- Quoted text -

----

FPGA based OV7670 – Image compression/processing

Image compression is a massive topic and to be honest, a bit of a buzzword title. Images can be compressed in multiple ways. One of the simplest being reducing the bit depth of the image. Reducing the bit depth is a pretty poor method of compression though and generally produces weird banding results as could be seen in my earlier post. People way more intelligent than myself then developed a variety of methods to try and compress images further. It turns out that humans have higher sensitivity to the brightness of a pixel as opposed to the colour due to the ratio of rods and cones in the eye. Because of this, you can transform an RGB image into a domain that separates the colour from the brightness. I mentioned this in my image segmentation post where I talked about transforming to the YCgCo domain and segmenting based on colour there.

----

- Task requirements -
Retype the part of the image compression post word for word, starting with "Image compression is" and going on through "on colour there.". The lines after this point were taken from a different source.

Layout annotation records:
----

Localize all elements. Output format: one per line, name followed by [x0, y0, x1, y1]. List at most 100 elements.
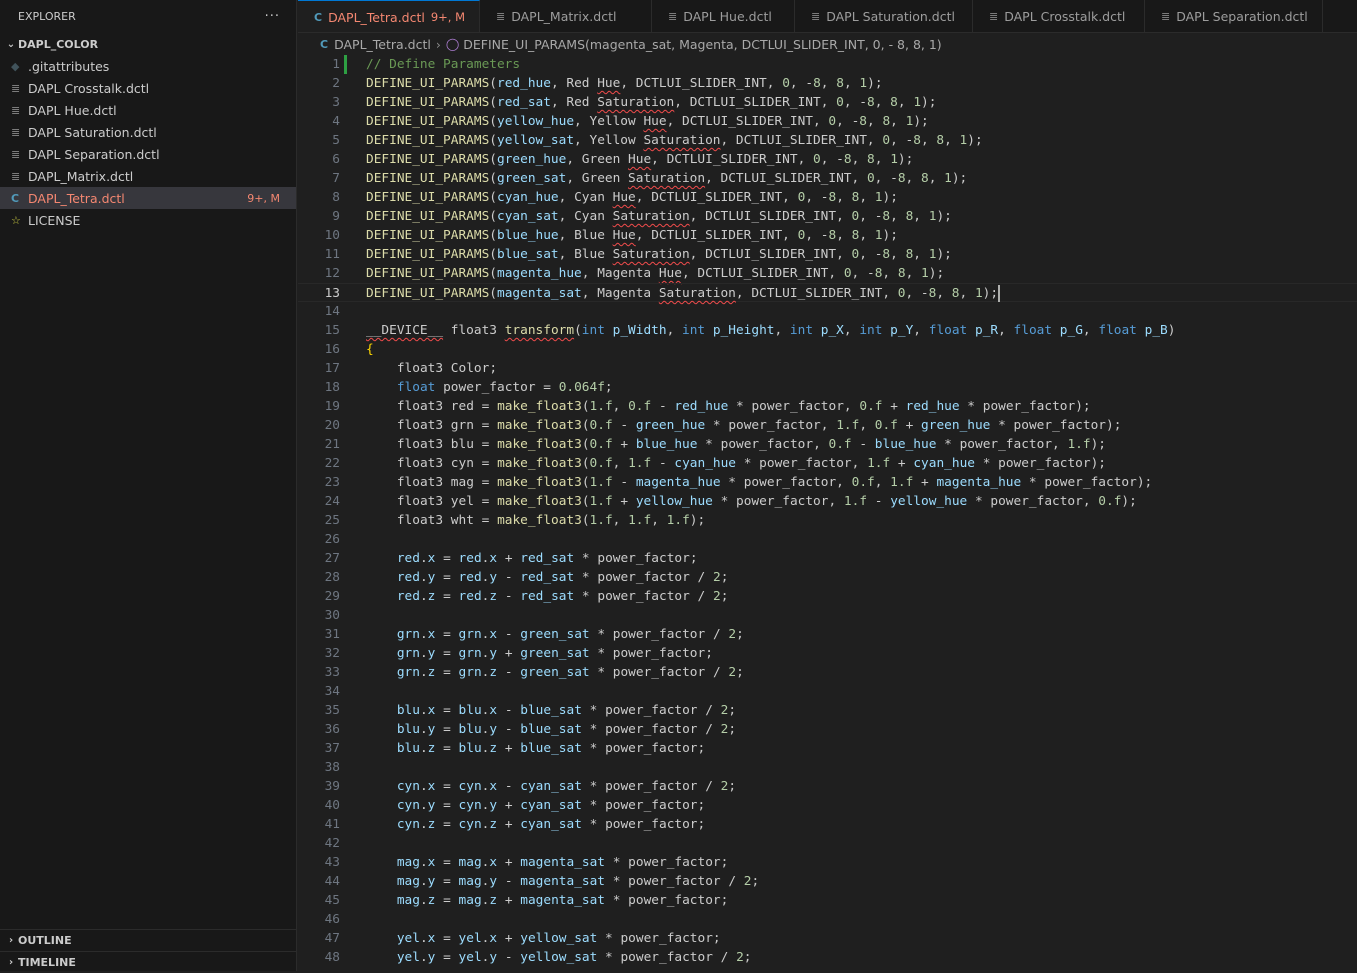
code-line[interactable]: 42 — [298, 834, 1357, 853]
git-added-marker[interactable] — [344, 55, 347, 74]
line-number: 6 — [332, 152, 340, 167]
lines-icon: ≣ — [668, 10, 678, 23]
code-line[interactable]: 44 mag.y = mag.y - magenta_sat * power_f… — [298, 872, 1357, 891]
tab-badge: 9+, M — [430, 10, 466, 24]
editor-tab[interactable]: ≣ DAPL Saturation.dctl — [795, 0, 973, 32]
code-line[interactable]: 36 blu.y = blu.y - blue_sat * power_fact… — [298, 720, 1357, 739]
file-item[interactable]: ≣ DAPL Saturation.dctl — [0, 121, 296, 143]
code-line[interactable]: 14 — [298, 302, 1357, 321]
file-item[interactable]: ≣ DAPL Separation.dctl — [0, 143, 296, 165]
code-text: float3 Color; — [396, 361, 498, 376]
symbol-icon: ◯ — [445, 37, 460, 51]
timeline-section[interactable]: › TIMELINE — [0, 951, 296, 973]
code-line[interactable]: 17 float3 Color; — [298, 359, 1357, 378]
code-line[interactable]: 19 float3 red = make_float3(1.f, 0.f - r… — [298, 397, 1357, 416]
line-number: 46 — [324, 912, 340, 927]
editor-tab[interactable]: ≣ DAPL_Matrix.dctl — [480, 0, 652, 32]
file-item[interactable]: ☆ LICENSE — [0, 209, 296, 231]
file-label: DAPL Separation.dctl — [28, 146, 160, 162]
explorer-sidebar: EXPLORER ··· ⌄ DAPL_COLOR ◆ .gitattribute… — [0, 0, 297, 971]
file-item[interactable]: ≣ DAPL Hue.dctl — [0, 99, 296, 121]
code-line[interactable]: 29 red.z = red.z - red_sat * power_facto… — [298, 587, 1357, 606]
code-line[interactable]: 48 yel.y = yel.y - yellow_sat * power_fa… — [298, 948, 1357, 967]
editor-tab[interactable]: ≣ DAPL Crosstalk.dctl — [973, 0, 1145, 32]
code-line[interactable]: 1 // Define Parameters — [298, 55, 1357, 74]
tab-label: DAPL Crosstalk.dctl — [1004, 9, 1126, 24]
code-line[interactable]: 30 — [298, 606, 1357, 625]
code-line[interactable]: 24 float3 yel = make_float3(1.f + yellow… — [298, 492, 1357, 511]
line-number: 28 — [324, 570, 340, 585]
code-line[interactable]: 15 __DEVICE__ float3 transform(int p_Widt… — [298, 321, 1357, 340]
tab-label: DAPL Saturation.dctl — [826, 9, 955, 24]
code-line[interactable]: 2 DEFINE_UI_PARAMS(red_hue, Red Hue, DCTL… — [298, 74, 1357, 93]
code-line[interactable]: 33 grn.z = grn.z - green_sat * power_fac… — [298, 663, 1357, 682]
code-editor[interactable]: 1 // Define Parameters 2 DEFINE_UI_PARAMS(r… — [298, 55, 1357, 971]
editor-tab[interactable]: C DAPL_Tetra.dctl 9+, M — [298, 0, 480, 32]
code-line[interactable]: 34 — [298, 682, 1357, 701]
editor-tabs: C DAPL_Tetra.dctl 9+, M ≣ DAPL_Matrix.dctl ≣ D… — [298, 0, 1357, 33]
code-line[interactable]: 7 DEFINE_UI_PARAMS(green_sat, Green Satur… — [298, 169, 1357, 188]
code-line[interactable]: 6 DEFINE_UI_PARAMS(green_hue, Green Hue, … — [298, 150, 1357, 169]
code-line[interactable]: 8 DEFINE_UI_PARAMS(cyan_hue, Cyan Hue, DC… — [298, 188, 1357, 207]
explorer-header: EXPLORER ··· — [0, 0, 296, 32]
file-label: DAPL Hue.dctl — [28, 102, 117, 118]
code-line[interactable]: 13 DEFINE_UI_PARAMS(magenta_sat, Magenta … — [298, 283, 1357, 302]
code-line[interactable]: 39 cyn.x = cyn.x - cyan_sat * power_fact… — [298, 777, 1357, 796]
code-line[interactable]: 3 DEFINE_UI_PARAMS(red_sat, Red Saturatio… — [298, 93, 1357, 112]
tab-label: DAPL Hue.dctl — [683, 9, 772, 24]
code-line[interactable]: 18 float power_factor = 0.064f; — [298, 378, 1357, 397]
code-line[interactable]: 38 — [298, 758, 1357, 777]
code-line[interactable]: 9 DEFINE_UI_PARAMS(cyan_sat, Cyan Saturat… — [298, 207, 1357, 226]
code-line[interactable]: 22 float3 cyn = make_float3(0.f, 1.f - c… — [298, 454, 1357, 473]
file-item[interactable]: ≣ DAPL_Matrix.dctl — [0, 165, 296, 187]
code-text: DEFINE_UI_PARAMS(red_sat, Red Saturation… — [366, 95, 937, 110]
code-line[interactable]: 10 DEFINE_UI_PARAMS(blue_hue, Blue Hue, D… — [298, 226, 1357, 245]
line-number: 8 — [332, 190, 340, 205]
more-actions-icon[interactable]: ··· — [265, 9, 280, 24]
code-text: blu.x = blu.x - blue_sat * power_factor … — [396, 703, 737, 718]
file-label: DAPL_Matrix.dctl — [28, 168, 134, 184]
code-line[interactable]: 4 DEFINE_UI_PARAMS(yellow_hue, Yellow Hue… — [298, 112, 1357, 131]
line-number: 2 — [332, 76, 340, 91]
code-line[interactable]: 41 cyn.z = cyn.z + cyan_sat * power_fact… — [298, 815, 1357, 834]
code-line[interactable]: 35 blu.x = blu.x - blue_sat * power_fact… — [298, 701, 1357, 720]
line-number: 36 — [324, 722, 340, 737]
editor-tab[interactable]: ≣ DAPL Hue.dctl — [652, 0, 795, 32]
file-item[interactable]: ◆ .gitattributes — [0, 55, 296, 77]
code-line[interactable]: 12 DEFINE_UI_PARAMS(magenta_hue, Magenta … — [298, 264, 1357, 283]
code-line[interactable]: 43 mag.x = mag.x + magenta_sat * power_f… — [298, 853, 1357, 872]
editor-tab[interactable]: ≣ DAPL Separation.dctl — [1145, 0, 1323, 32]
code-line[interactable]: 20 float3 grn = make_float3(0.f - green_… — [298, 416, 1357, 435]
breadcrumb-symbol[interactable]: DEFINE_UI_PARAMS(magenta_sat, Magenta, D… — [463, 37, 941, 52]
code-text: float3 cyn = make_float3(0.f, 1.f - cyan… — [396, 456, 1107, 471]
code-line[interactable]: 27 red.x = red.x + red_sat * power_facto… — [298, 549, 1357, 568]
code-line[interactable]: 37 blu.z = blu.z + blue_sat * power_fact… — [298, 739, 1357, 758]
code-line[interactable]: 21 float3 blu = make_float3(0.f + blue_h… — [298, 435, 1357, 454]
code-line[interactable]: 46 — [298, 910, 1357, 929]
code-line[interactable]: 16 { — [298, 340, 1357, 359]
code-text: float3 grn = make_float3(0.f - green_hue… — [396, 418, 1122, 433]
c-icon: C — [11, 191, 20, 205]
code-line[interactable]: 40 cyn.y = cyn.y + cyan_sat * power_fact… — [298, 796, 1357, 815]
code-line[interactable]: 23 float3 mag = make_float3(1.f - magent… — [298, 473, 1357, 492]
line-number: 18 — [324, 380, 340, 395]
folder-label: DAPL_COLOR — [18, 37, 99, 51]
code-line[interactable]: 11 DEFINE_UI_PARAMS(blue_sat, Blue Satura… — [298, 245, 1357, 264]
line-number: 19 — [324, 399, 340, 414]
code-line[interactable]: 47 yel.x = yel.x + yellow_sat * power_fa… — [298, 929, 1357, 948]
outline-section[interactable]: › OUTLINE — [0, 929, 296, 951]
code-line[interactable]: 25 float3 wht = make_float3(1.f, 1.f, 1.… — [298, 511, 1357, 530]
code-line[interactable]: 45 mag.z = mag.z + magenta_sat * power_f… — [298, 891, 1357, 910]
code-line[interactable]: 31 grn.x = grn.x - green_sat * power_fac… — [298, 625, 1357, 644]
code-line[interactable]: 5 DEFINE_UI_PARAMS(yellow_sat, Yellow Sat… — [298, 131, 1357, 150]
lines-icon: ≣ — [11, 103, 21, 117]
code-line[interactable]: 28 red.y = red.y - red_sat * power_facto… — [298, 568, 1357, 587]
file-item[interactable]: C DAPL_Tetra.dctl 9+, M — [0, 187, 296, 209]
code-line[interactable]: 32 grn.y = grn.y + green_sat * power_fac… — [298, 644, 1357, 663]
chevron-right-icon: › — [8, 957, 14, 968]
line-number: 43 — [324, 855, 340, 870]
folder-dapl-color[interactable]: ⌄ DAPL_COLOR — [0, 33, 296, 55]
file-item[interactable]: ≣ DAPL Crosstalk.dctl — [0, 77, 296, 99]
code-line[interactable]: 26 — [298, 530, 1357, 549]
breadcrumb-file[interactable]: DAPL_Tetra.dctl — [334, 37, 431, 52]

----

- Response below -
Image compression is a massive topic and to be honest, a bit of a buzzword title. Images can be compressed in multiple ways. One of the simplest being reducing the bit depth of the image. Reducing the bit depth is a pretty poor method of compression though and generally produces weird banding results as could be seen in my earlier post. People way more intelligent than myself then developed a variety of methods to try and compress images further. It turns out that humans have higher sensitivity to the brightness of a pixel as opposed to the colour due to the ratio of rods and cones in the eye. Because of this, you can transform an RGB image into a domain that separates the colour from the brightness. I mentioned this in my image segmentation post where I talked about transforming to the YCgCo domain and segmenting based on colour there.